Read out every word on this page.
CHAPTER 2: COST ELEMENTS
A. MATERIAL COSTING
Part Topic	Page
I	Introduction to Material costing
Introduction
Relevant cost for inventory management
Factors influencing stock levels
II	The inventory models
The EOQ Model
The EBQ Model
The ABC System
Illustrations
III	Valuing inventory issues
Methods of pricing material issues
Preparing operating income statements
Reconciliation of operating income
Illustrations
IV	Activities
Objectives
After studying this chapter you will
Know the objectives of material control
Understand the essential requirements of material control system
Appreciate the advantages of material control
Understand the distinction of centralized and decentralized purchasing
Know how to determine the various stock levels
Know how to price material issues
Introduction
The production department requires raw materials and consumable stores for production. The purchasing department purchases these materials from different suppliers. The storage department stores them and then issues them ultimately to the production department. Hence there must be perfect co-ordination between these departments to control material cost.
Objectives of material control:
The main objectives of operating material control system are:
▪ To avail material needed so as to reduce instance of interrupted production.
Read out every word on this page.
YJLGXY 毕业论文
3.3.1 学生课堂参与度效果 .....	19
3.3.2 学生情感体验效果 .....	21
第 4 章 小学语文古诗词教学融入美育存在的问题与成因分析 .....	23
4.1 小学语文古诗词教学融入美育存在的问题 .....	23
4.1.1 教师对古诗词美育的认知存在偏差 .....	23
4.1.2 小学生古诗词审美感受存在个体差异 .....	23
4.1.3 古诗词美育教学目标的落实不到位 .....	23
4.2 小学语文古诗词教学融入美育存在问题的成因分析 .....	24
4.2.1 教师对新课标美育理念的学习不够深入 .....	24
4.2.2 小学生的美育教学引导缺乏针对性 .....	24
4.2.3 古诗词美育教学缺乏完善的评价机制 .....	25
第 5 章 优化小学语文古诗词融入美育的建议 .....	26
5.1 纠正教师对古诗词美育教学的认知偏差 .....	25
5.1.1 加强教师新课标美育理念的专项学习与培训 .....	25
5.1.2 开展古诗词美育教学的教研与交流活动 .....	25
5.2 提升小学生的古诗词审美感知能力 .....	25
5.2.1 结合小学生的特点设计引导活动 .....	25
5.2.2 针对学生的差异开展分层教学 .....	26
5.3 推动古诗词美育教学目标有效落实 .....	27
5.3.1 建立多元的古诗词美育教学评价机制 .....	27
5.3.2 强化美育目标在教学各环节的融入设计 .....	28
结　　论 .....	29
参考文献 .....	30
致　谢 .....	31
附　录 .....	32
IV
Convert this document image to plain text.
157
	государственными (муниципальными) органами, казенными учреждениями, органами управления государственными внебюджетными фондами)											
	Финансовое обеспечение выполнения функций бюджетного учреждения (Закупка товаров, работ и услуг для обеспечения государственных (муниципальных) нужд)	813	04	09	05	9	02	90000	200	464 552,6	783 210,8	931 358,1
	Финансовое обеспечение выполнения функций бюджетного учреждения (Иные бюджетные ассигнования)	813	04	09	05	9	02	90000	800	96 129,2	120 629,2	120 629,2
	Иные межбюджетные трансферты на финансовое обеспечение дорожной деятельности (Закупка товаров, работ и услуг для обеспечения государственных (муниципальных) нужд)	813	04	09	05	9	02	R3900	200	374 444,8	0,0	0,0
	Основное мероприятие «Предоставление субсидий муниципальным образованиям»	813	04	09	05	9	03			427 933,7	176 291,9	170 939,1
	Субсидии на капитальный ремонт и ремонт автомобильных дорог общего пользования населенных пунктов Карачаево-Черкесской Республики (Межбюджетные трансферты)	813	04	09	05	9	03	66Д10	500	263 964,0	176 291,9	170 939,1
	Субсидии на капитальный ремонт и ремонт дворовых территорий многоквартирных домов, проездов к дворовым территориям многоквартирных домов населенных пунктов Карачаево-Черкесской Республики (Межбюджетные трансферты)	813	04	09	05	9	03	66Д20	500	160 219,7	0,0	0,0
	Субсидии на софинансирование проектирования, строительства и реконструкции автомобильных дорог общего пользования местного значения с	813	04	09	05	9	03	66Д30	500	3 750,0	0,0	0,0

● **Set exercise**
Provide an exact reproduction of all the entries shown above.

● **Complete answer**
Read out every word on this page.
CHAPTER 2: COST ELEMENTS
A. MATERIAL COSTING
Part Topic	Page
I	Introduction to Material costing
Introduction
Relevant cost for inventory management
Factors influencing stock levels
II	The inventory models
The EOQ Model
The EBQ Model
The ABC System
Illustrations
III	Valuing inventory issues
Methods of pricing material issues
Preparing operating income statements
Reconciliation of operating income
Illustrations
IV	Activities
Objectives
After studying this chapter you will
Know the objectives of material control
Understand the essential requirements of material control system
Appreciate the advantages of material control
Understand the distinction of centralized and decentralized purchasing
Know how to determine the various stock levels
Know how to price material issues
Introduction
The production department requires raw materials and consumable stores for production. The purchasing department purchases these materials from different suppliers. The storage department stores them and then issues them ultimately to the production department. Hence there must be perfect co-ordination between these departments to control material cost.
Objectives of material control:
The main objectives of operating material control system are:
▪ To avail material needed so as to reduce instance of interrupted production.
Read out every word on this page.
YJLGXY 毕业论文
3.3.1 学生课堂参与度效果 .....	19
3.3.2 学生情感体验效果 .....	21
第 4 章 小学语文古诗词教学融入美育存在的问题与成因分析 .....	23
4.1 小学语文古诗词教学融入美育存在的问题 .....	23
4.1.1 教师对古诗词美育的认知存在偏差 .....	23
4.1.2 小学生古诗词审美感受存在个体差异 .....	23
4.1.3 古诗词美育教学目标的落实不到位 .....	23
4.2 小学语文古诗词教学融入美育存在问题的成因分析 .....	24
4.2.1 教师对新课标美育理念的学习不够深入 .....	24
4.2.2 小学生的美育教学引导缺乏针对性 .....	24
4.2.3 古诗词美育教学缺乏完善的评价机制 .....	25
第 5 章 优化小学语文古诗词融入美育的建议 .....	26
5.1 纠正教师对古诗词美育教学的认知偏差 .....	25
5.1.1 加强教师新课标美育理念的专项学习与培训 .....	25
5.1.2 开展古诗词美育教学的教研与交流活动 .....	25
5.2 提升小学生的古诗词审美感知能力 .....	25
5.2.1 结合小学生的特点设计引导活动 .....	25
5.2.2 针对学生的差异开展分层教学 .....	26
5.3 推动古诗词美育教学目标有效落实 .....	27
5.3.1 建立多元的古诗词美育教学评价机制 .....	27
5.3.2 强化美育目标在教学各环节的融入设计 .....	28
结　　论 .....	29
参考文献 .....	30
致　谢 .....	31
附　录 .....	32
IV
Convert this document image to plain text.
157
	государственными (муниципальными) органами, казенными учреждениями, органами управления государственными внебюджетными фондами)											
	Финансовое обеспечение выполнения функций бюджетного учреждения (Закупка товаров, работ и услуг для обеспечения государственных (муниципальных) нужд)	813	04	09	05	9	02	90000	200	464 552,6	783 210,8	931 358,1
	Финансовое обеспечение выполнения функций бюджетного учреждения (Иные бюджетные ассигнования)	813	04	09	05	9	02	90000	800	96 129,2	120 629,2	120 629,2
	Иные межбюджетные трансферты на финансовое обеспечение дорожной деятельности (Закупка товаров, работ и услуг для обеспечения государственных (муниципальных) нужд)	813	04	09	05	9	02	R3900	200	374 444,8	0,0	0,0
	Основное мероприятие «Предоставление субсидий муниципальным образованиям»	813	04	09	05	9	03			427 933,7	176 291,9	170 939,1
	Субсидии на капитальный ремонт и ремонт автомобильных дорог общего пользования населенных пунктов Карачаево-Черкесской Республики (Межбюджетные трансферты)	813	04	09	05	9	03	66Д10	500	263 964,0	176 291,9	170 939,1
	Субсидии на капитальный ремонт и ремонт дворовых территорий многоквартирных домов, проездов к дворовым территориям многоквартирных домов населенных пунктов Карачаево-Черкесской Республики (Межбюджетные трансферты)	813	04	09	05	9	03	66Д20	500	160 219,7	0,0	0,0
	Субсидии на софинансирование проектирования, строительства и реконструкции автомобильных дорог общего пользования местного значения с	813	04	09	05	9	03	66Д30	500	3 750,0	0,0	0,0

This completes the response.